- [Work instructions]:
Reproduce the records below, replacing every "silicon" with "germanium" and leaving everything else unchanged. Omit the pictures from your answer.

※ ※ ※

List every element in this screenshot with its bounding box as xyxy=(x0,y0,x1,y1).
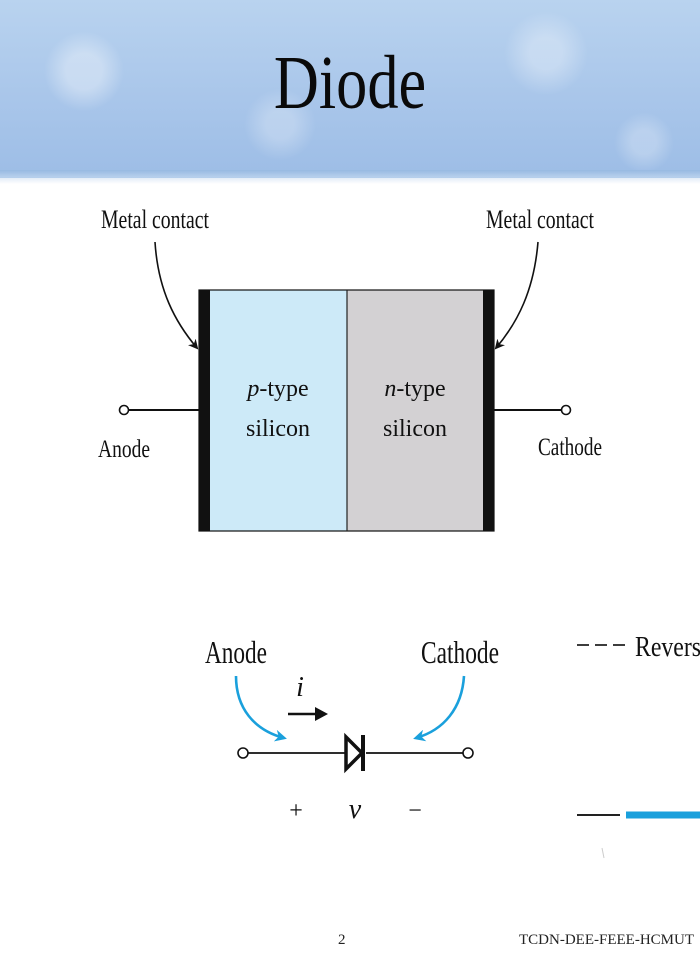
plus-sign: + xyxy=(289,798,303,824)
structure-cathode-label: Cathode xyxy=(538,434,602,461)
legend-artifact-mark xyxy=(601,847,605,859)
voltage-label: v xyxy=(349,794,362,825)
n-type-label: n-type xyxy=(384,376,445,402)
header-banner xyxy=(0,0,700,178)
page-number: 2 xyxy=(338,932,346,948)
p-type-suffix: -type xyxy=(259,376,308,402)
p-type-letter: p xyxy=(245,376,259,402)
current-arrowhead-icon xyxy=(315,707,328,721)
left-metal-contact-label: Metal contact xyxy=(101,205,210,234)
p-type-region xyxy=(210,290,347,531)
right-metal-contact-label: Metal contact xyxy=(486,205,595,234)
symbol-cathode-terminal xyxy=(462,747,474,759)
anode-pointer-arrow xyxy=(234,675,287,742)
anode-terminal xyxy=(118,404,130,416)
n-type-suffix: -type xyxy=(396,376,445,402)
reverse-legend-label: Revers xyxy=(635,632,700,663)
cathode-terminal xyxy=(560,404,572,416)
n-silicon-label: silicon xyxy=(383,416,447,442)
n-type-region xyxy=(347,290,483,531)
current-label: i xyxy=(296,672,304,703)
header-edge xyxy=(0,170,700,184)
footer-code: TCDN-DEE-FEEE-HCMUT xyxy=(519,932,694,948)
symbol-anode-label: Anode xyxy=(205,634,267,670)
left-contact-pointer-arrow xyxy=(154,241,199,350)
structure-anode-label: Anode xyxy=(98,436,150,463)
right-metal-contact xyxy=(483,290,494,531)
right-contact-pointer-arrow xyxy=(494,241,539,350)
diode-triangle-icon xyxy=(344,732,365,774)
p-type-label: p-type xyxy=(245,376,308,402)
n-type-letter: n xyxy=(384,376,396,402)
symbol-cathode-label: Cathode xyxy=(421,634,499,670)
left-metal-contact xyxy=(199,290,210,531)
cathode-pointer-arrow xyxy=(413,675,466,742)
minus-sign: − xyxy=(408,798,422,824)
symbol-anode-terminal xyxy=(237,747,249,759)
p-silicon-label: silicon xyxy=(246,416,310,442)
slide-title: Diode xyxy=(273,41,427,125)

※ ※ ※

- [The output]:
List every element in this screenshot with its bounding box as xyxy=(x0,y0,x1,y1).
plus-sign: + xyxy=(289,798,303,824)
structure-cathode-label: Cathode xyxy=(538,434,602,461)
legend-artifact-mark xyxy=(601,847,605,859)
voltage-label: v xyxy=(349,794,362,825)
n-type-label: n-type xyxy=(384,376,445,402)
header-banner xyxy=(0,0,700,178)
page-number: 2 xyxy=(338,932,346,948)
p-type-suffix: -type xyxy=(259,376,308,402)
p-type-letter: p xyxy=(245,376,259,402)
current-arrowhead-icon xyxy=(315,707,328,721)
left-metal-contact-label: Metal contact xyxy=(101,205,210,234)
p-type-region xyxy=(210,290,347,531)
right-metal-contact-label: Metal contact xyxy=(486,205,595,234)
symbol-cathode-terminal xyxy=(462,747,474,759)
anode-pointer-arrow xyxy=(234,675,287,742)
anode-terminal xyxy=(118,404,130,416)
n-type-suffix: -type xyxy=(396,376,445,402)
reverse-legend-label: Revers xyxy=(635,632,700,663)
cathode-terminal xyxy=(560,404,572,416)
n-germanium-label: germanium xyxy=(383,416,447,442)
n-type-region xyxy=(347,290,483,531)
current-label: i xyxy=(296,672,304,703)
header-edge xyxy=(0,170,700,184)
footer-code: TCDN-DEE-FEEE-HCMUT xyxy=(519,932,694,948)
symbol-anode-label: Anode xyxy=(205,634,267,670)
left-contact-pointer-arrow xyxy=(154,241,199,350)
structure-anode-label: Anode xyxy=(98,436,150,463)
right-metal-contact xyxy=(483,290,494,531)
right-contact-pointer-arrow xyxy=(494,241,539,350)
diode-triangle-icon xyxy=(344,732,365,774)
p-type-label: p-type xyxy=(245,376,308,402)
n-type-letter: n xyxy=(384,376,396,402)
symbol-cathode-label: Cathode xyxy=(421,634,499,670)
left-metal-contact xyxy=(199,290,210,531)
cathode-pointer-arrow xyxy=(413,675,466,742)
minus-sign: − xyxy=(408,798,422,824)
symbol-anode-terminal xyxy=(237,747,249,759)
p-germanium-label: germanium xyxy=(246,416,310,442)
slide-title: Diode xyxy=(273,41,427,125)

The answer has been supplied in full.